-- begin Entries --

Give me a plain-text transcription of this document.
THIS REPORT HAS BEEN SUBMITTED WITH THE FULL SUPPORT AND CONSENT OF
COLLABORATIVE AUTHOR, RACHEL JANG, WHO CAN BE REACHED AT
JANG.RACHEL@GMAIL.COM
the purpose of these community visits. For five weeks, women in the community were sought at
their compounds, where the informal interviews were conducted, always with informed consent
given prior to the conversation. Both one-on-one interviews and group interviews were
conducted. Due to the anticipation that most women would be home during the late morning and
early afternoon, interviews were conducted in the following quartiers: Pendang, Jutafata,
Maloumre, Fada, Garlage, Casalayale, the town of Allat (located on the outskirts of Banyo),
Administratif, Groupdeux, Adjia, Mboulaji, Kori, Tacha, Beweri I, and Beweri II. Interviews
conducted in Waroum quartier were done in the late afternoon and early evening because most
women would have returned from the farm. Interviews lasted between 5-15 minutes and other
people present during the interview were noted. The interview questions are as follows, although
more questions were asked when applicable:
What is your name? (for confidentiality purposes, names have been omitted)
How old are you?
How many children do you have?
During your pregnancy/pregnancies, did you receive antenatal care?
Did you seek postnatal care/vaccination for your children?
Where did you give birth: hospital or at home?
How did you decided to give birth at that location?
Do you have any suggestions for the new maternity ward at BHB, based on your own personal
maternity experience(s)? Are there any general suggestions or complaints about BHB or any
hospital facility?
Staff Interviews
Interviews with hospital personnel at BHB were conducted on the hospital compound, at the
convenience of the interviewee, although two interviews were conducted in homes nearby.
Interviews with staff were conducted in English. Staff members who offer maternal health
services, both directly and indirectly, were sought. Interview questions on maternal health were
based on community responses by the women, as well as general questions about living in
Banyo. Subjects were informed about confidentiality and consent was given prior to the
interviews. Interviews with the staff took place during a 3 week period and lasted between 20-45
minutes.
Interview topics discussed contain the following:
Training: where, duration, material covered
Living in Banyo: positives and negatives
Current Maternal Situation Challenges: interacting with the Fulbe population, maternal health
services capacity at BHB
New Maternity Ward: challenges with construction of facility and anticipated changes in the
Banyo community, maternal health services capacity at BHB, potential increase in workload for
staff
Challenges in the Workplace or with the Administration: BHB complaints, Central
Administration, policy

-- end Entries --

Your task
The records above must be repeated exactly, every one of them.

The solution
Give me a plain-text transcription of this document.
THIS REPORT HAS BEEN SUBMITTED WITH THE FULL SUPPORT AND CONSENT OF
COLLABORATIVE AUTHOR, RACHEL JANG, WHO CAN BE REACHED AT
JANG.RACHEL@GMAIL.COM
the purpose of these community visits. For five weeks, women in the community were sought at
their compounds, where the informal interviews were conducted, always with informed consent
given prior to the conversation. Both one-on-one interviews and group interviews were
conducted. Due to the anticipation that most women would be home during the late morning and
early afternoon, interviews were conducted in the following quartiers: Pendang, Jutafata,
Maloumre, Fada, Garlage, Casalayale, the town of Allat (located on the outskirts of Banyo),
Administratif, Groupdeux, Adjia, Mboulaji, Kori, Tacha, Beweri I, and Beweri II. Interviews
conducted in Waroum quartier were done in the late afternoon and early evening because most
women would have returned from the farm. Interviews lasted between 5-15 minutes and other
people present during the interview were noted. The interview questions are as follows, although
more questions were asked when applicable:
What is your name? (for confidentiality purposes, names have been omitted)
How old are you?
How many children do you have?
During your pregnancy/pregnancies, did you receive antenatal care?
Did you seek postnatal care/vaccination for your children?
Where did you give birth: hospital or at home?
How did you decided to give birth at that location?
Do you have any suggestions for the new maternity ward at BHB, based on your own personal
maternity experience(s)? Are there any general suggestions or complaints about BHB or any
hospital facility?
Staff Interviews
Interviews with hospital personnel at BHB were conducted on the hospital compound, at the
convenience of the interviewee, although two interviews were conducted in homes nearby.
Interviews with staff were conducted in English. Staff members who offer maternal health
services, both directly and indirectly, were sought. Interview questions on maternal health were
based on community responses by the women, as well as general questions about living in
Banyo. Subjects were informed about confidentiality and consent was given prior to the
interviews. Interviews with the staff took place during a 3 week period and lasted between 20-45
minutes.
Interview topics discussed contain the following:
Training: where, duration, material covered
Living in Banyo: positives and negatives
Current Maternal Situation Challenges: interacting with the Fulbe population, maternal health
services capacity at BHB
New Maternity Ward: challenges with construction of facility and anticipated changes in the
Banyo community, maternal health services capacity at BHB, potential increase in workload for
staff
Challenges in the Workplace or with the Administration: BHB complaints, Central
Administration, policy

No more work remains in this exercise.